YOUR GOAL | Retype the lines of the following records exactly as they appear, without any changes.

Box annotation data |

+++++

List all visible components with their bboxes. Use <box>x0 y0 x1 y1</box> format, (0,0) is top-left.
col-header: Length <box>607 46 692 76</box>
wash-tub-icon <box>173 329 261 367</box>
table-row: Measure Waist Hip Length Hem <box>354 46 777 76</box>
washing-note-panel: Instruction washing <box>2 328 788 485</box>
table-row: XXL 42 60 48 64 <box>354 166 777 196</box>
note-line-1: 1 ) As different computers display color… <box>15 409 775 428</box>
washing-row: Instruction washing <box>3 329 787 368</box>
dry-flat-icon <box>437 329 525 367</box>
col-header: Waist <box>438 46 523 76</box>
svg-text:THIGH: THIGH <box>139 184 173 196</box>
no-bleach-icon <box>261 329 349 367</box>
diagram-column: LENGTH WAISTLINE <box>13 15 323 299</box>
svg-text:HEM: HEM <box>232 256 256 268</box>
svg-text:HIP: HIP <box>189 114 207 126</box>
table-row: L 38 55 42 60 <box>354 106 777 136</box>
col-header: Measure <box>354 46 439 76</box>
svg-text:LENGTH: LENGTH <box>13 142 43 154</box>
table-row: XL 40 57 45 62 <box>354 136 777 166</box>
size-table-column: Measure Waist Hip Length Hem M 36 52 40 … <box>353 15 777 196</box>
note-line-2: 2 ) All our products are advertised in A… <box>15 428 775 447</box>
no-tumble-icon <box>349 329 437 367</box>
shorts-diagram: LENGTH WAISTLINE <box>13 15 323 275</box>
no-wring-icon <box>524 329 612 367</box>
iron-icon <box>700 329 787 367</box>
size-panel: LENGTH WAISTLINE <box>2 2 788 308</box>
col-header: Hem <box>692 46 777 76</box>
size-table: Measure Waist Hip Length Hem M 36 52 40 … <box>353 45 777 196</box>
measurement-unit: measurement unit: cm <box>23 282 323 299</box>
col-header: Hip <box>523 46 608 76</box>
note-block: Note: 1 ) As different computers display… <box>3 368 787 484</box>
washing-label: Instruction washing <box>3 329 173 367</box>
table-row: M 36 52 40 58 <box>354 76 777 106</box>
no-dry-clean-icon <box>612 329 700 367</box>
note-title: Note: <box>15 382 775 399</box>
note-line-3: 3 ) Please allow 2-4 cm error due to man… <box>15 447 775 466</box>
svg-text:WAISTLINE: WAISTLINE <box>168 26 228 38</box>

+++++

RESULT BELOW |
List all visible components with their bboxes. Use <box>x0 y0 x1 y1</box> format, (0,0) is top-left.
col-header: Length <box>607 46 692 76</box>
wash-tub-icon <box>173 329 261 367</box>
table-row: Measure Waist Hip Length Hem <box>354 46 777 76</box>
washing-note-panel: Instruction washing <box>2 328 788 485</box>
table-row: XXL 42 60 48 64 <box>354 166 777 196</box>
note-line-1: 1 ) As different computers display color… <box>15 409 775 428</box>
washing-row: Instruction washing <box>3 329 787 368</box>
dry-flat-icon <box>437 329 525 367</box>
col-header: Waist <box>438 46 523 76</box>
svg-text:THIGH: THIGH <box>139 184 173 196</box>
no-bleach-icon <box>261 329 349 367</box>
diagram-column: LENGTH WAISTLINE <box>13 15 323 299</box>
svg-text:HEM: HEM <box>232 256 256 268</box>
svg-text:HIP: HIP <box>189 114 207 126</box>
table-row: L 38 55 42 60 <box>354 106 777 136</box>
col-header: Measure <box>354 46 439 76</box>
svg-text:LENGTH: LENGTH <box>13 142 43 154</box>
table-row: XL 40 57 45 62 <box>354 136 777 166</box>
size-table-column: Measure Waist Hip Length Hem M 36 52 40 … <box>353 15 777 196</box>
note-line-2: 2 ) All our products are advertised in A… <box>15 428 775 447</box>
no-tumble-icon <box>349 329 437 367</box>
shorts-diagram: LENGTH WAISTLINE <box>13 15 323 275</box>
no-wring-icon <box>524 329 612 367</box>
iron-icon <box>700 329 787 367</box>
size-panel: LENGTH WAISTLINE <box>2 2 788 308</box>
col-header: Hem <box>692 46 777 76</box>
size-table: Measure Waist Hip Length Hem M 36 52 40 … <box>353 45 777 196</box>
measurement-unit: measurement unit: cm <box>23 282 323 299</box>
col-header: Hip <box>523 46 608 76</box>
note-block: Note: 1 ) As different computers display… <box>3 368 787 484</box>
washing-label: Instruction washing <box>3 329 173 367</box>
table-row: M 36 52 40 58 <box>354 76 777 106</box>
no-dry-clean-icon <box>612 329 700 367</box>
note-title: Note: <box>15 382 775 399</box>
note-line-3: 3 ) Please allow 2-4 cm error due to man… <box>15 447 775 466</box>
svg-text:WAISTLINE: WAISTLINE <box>168 26 228 38</box>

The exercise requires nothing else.